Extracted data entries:

━━━━━━━━━━━━━━━━━━━━━━━━━━━━━━

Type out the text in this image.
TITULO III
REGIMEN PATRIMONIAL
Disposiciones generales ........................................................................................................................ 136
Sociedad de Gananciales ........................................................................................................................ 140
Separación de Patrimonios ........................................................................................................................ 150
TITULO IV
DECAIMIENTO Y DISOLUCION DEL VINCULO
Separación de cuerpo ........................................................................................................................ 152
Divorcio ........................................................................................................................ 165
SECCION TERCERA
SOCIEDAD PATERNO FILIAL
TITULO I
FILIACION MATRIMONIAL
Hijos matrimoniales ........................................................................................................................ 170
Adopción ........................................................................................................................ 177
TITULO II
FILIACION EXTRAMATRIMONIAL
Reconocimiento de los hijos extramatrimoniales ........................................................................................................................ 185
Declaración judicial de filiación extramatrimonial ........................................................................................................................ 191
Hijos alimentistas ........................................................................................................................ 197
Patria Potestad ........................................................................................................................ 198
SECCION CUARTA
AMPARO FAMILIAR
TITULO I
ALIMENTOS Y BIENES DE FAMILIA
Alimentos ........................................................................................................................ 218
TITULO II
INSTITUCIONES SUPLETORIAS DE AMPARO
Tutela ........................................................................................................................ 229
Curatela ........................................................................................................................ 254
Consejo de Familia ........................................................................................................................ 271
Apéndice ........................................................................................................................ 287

━━━━━━━━━━━━━━━━━━━━━━━━━━━━━━

*THE PROBLEM*. Lines that hold "AMPARO" are the ones to copy; find all of them.

*RESULT FOR THIS TASK*.
AMPARO FAMILIAR
INSTITUCIONES SUPLETORIAS DE AMPARO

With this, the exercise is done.